Copy each line below in which the word "text" occurs.

### Material to process ###

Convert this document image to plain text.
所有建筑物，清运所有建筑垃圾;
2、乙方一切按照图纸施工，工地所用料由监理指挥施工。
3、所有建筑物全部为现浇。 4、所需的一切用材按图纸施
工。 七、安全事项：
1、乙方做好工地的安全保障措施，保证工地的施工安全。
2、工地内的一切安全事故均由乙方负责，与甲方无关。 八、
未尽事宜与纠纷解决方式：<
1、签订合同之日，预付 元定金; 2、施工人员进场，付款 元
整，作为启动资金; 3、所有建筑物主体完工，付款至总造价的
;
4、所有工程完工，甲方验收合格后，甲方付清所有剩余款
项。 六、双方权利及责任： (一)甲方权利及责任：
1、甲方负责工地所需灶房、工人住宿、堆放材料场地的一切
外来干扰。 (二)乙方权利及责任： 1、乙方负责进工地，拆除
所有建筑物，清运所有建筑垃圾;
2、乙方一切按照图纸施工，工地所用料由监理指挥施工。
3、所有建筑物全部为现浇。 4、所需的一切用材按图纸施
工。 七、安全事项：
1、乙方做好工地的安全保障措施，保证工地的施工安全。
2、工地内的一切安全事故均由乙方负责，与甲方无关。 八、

###
### Material to process ###

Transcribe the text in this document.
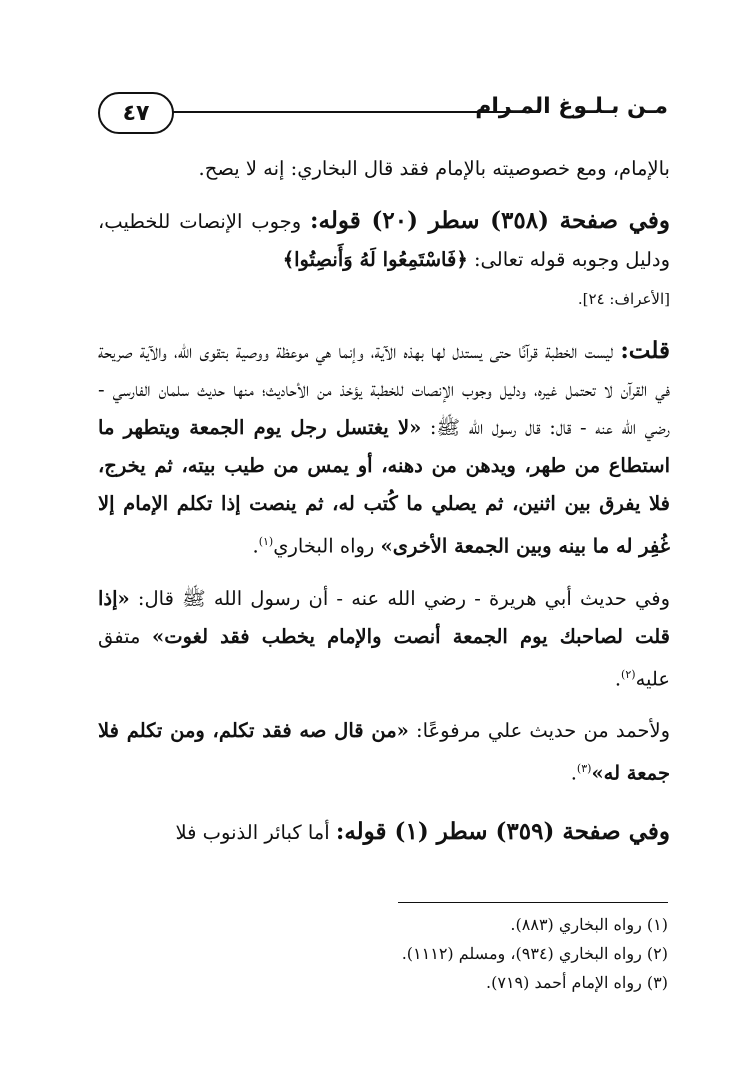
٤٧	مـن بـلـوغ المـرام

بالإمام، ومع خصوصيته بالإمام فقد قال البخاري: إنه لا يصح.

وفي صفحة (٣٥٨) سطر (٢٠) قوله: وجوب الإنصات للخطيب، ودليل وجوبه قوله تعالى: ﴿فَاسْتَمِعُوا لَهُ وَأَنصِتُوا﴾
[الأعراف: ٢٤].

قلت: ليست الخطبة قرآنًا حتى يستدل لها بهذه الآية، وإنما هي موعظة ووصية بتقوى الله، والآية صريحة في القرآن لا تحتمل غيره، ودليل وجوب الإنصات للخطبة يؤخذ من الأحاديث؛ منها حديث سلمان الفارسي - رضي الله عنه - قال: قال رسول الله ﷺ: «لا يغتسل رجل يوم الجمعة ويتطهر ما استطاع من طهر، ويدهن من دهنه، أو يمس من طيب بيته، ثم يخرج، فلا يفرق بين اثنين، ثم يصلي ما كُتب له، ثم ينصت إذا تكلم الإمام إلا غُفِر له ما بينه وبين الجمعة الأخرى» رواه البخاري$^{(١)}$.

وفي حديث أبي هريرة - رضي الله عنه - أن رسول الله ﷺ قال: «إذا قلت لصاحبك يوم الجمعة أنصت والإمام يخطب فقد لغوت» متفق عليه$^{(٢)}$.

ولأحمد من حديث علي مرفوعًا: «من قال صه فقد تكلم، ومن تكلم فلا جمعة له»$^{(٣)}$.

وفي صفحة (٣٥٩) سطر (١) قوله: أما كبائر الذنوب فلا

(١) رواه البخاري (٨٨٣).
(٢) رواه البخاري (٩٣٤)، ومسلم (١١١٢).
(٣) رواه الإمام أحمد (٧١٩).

###

The reply:
Convert this document image to plain text.
Transcribe the text in this document.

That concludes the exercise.